## START DATA FOR PROCESSING

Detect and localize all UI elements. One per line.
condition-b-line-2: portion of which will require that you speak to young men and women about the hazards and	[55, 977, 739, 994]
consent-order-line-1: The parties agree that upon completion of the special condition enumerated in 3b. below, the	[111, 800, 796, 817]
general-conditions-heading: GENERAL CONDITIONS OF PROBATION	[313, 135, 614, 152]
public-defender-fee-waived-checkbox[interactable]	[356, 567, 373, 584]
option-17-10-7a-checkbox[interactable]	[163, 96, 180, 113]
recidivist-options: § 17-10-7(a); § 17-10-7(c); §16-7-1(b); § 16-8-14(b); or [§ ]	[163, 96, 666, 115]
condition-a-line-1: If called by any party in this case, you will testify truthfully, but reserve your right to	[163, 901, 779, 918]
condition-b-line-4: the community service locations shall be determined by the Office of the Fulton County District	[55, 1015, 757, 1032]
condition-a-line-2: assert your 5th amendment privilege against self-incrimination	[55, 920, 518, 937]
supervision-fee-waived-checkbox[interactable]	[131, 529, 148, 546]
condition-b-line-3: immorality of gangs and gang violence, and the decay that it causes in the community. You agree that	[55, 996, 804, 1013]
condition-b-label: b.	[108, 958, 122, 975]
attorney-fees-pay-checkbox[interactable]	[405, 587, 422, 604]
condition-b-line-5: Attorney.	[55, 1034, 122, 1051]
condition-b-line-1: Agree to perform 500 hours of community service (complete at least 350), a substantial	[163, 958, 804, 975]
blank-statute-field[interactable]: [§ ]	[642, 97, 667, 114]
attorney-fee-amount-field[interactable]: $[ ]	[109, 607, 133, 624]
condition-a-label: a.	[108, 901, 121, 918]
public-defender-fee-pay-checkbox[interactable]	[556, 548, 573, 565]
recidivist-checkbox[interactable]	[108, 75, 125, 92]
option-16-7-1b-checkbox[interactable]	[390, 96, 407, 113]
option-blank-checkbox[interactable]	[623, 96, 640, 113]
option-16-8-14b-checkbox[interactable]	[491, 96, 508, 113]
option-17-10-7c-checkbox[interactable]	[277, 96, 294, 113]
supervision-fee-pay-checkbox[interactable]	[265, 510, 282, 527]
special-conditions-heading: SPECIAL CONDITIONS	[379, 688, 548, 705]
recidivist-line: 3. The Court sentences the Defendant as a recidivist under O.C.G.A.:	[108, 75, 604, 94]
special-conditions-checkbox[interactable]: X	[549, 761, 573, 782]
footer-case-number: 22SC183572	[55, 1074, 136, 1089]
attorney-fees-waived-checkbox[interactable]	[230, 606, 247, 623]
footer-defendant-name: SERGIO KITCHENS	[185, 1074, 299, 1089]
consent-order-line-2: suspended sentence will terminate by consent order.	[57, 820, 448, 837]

## END DATA FOR PROCESSING

● EXERCISE
Copy every one of the lines above, character for character.

● TASK RESPONSE
Detect and localize all UI elements. One per line.
condition-b-line-2: portion of which will require that you speak to young men and women about the hazards and	[55, 977, 739, 994]
consent-order-line-1: The parties agree that upon completion of the special condition enumerated in 3b. below, the	[111, 800, 796, 817]
general-conditions-heading: GENERAL CONDITIONS OF PROBATION	[313, 135, 614, 152]
public-defender-fee-waived-checkbox[interactable]	[356, 567, 373, 584]
option-17-10-7a-checkbox[interactable]	[163, 96, 180, 113]
recidivist-options: § 17-10-7(a); § 17-10-7(c); §16-7-1(b); § 16-8-14(b); or [§ ]	[163, 96, 666, 115]
condition-a-line-1: If called by any party in this case, you will testify truthfully, but reserve your right to	[163, 901, 779, 918]
condition-b-line-4: the community service locations shall be determined by the Office of the Fulton County District	[55, 1015, 757, 1032]
condition-a-line-2: assert your 5th amendment privilege against self-incrimination	[55, 920, 518, 937]
supervision-fee-waived-checkbox[interactable]	[131, 529, 148, 546]
condition-b-line-3: immorality of gangs and gang violence, and the decay that it causes in the community. You agree that	[55, 996, 804, 1013]
condition-b-label: b.	[108, 958, 122, 975]
attorney-fees-pay-checkbox[interactable]	[405, 587, 422, 604]
condition-b-line-5: Attorney.	[55, 1034, 122, 1051]
condition-b-line-1: Agree to perform 500 hours of community service (complete at least 350), a substantial	[163, 958, 804, 975]
blank-statute-field[interactable]: [§ ]	[642, 97, 667, 114]
attorney-fee-amount-field[interactable]: $[ ]	[109, 607, 133, 624]
condition-a-label: a.	[108, 901, 121, 918]
public-defender-fee-pay-checkbox[interactable]	[556, 548, 573, 565]
recidivist-checkbox[interactable]	[108, 75, 125, 92]
option-16-7-1b-checkbox[interactable]	[390, 96, 407, 113]
option-blank-checkbox[interactable]	[623, 96, 640, 113]
option-16-8-14b-checkbox[interactable]	[491, 96, 508, 113]
option-17-10-7c-checkbox[interactable]	[277, 96, 294, 113]
supervision-fee-pay-checkbox[interactable]	[265, 510, 282, 527]
special-conditions-heading: SPECIAL CONDITIONS	[379, 688, 548, 705]
recidivist-line: 3. The Court sentences the Defendant as a recidivist under O.C.G.A.:	[108, 75, 604, 94]
special-conditions-checkbox[interactable]: X	[549, 761, 573, 782]
footer-case-number: 22SC183572	[55, 1074, 136, 1089]
attorney-fees-waived-checkbox[interactable]	[230, 606, 247, 623]
footer-defendant-name: SERGIO KITCHENS	[185, 1074, 299, 1089]
consent-order-line-2: suspended sentence will terminate by consent order.	[57, 820, 448, 837]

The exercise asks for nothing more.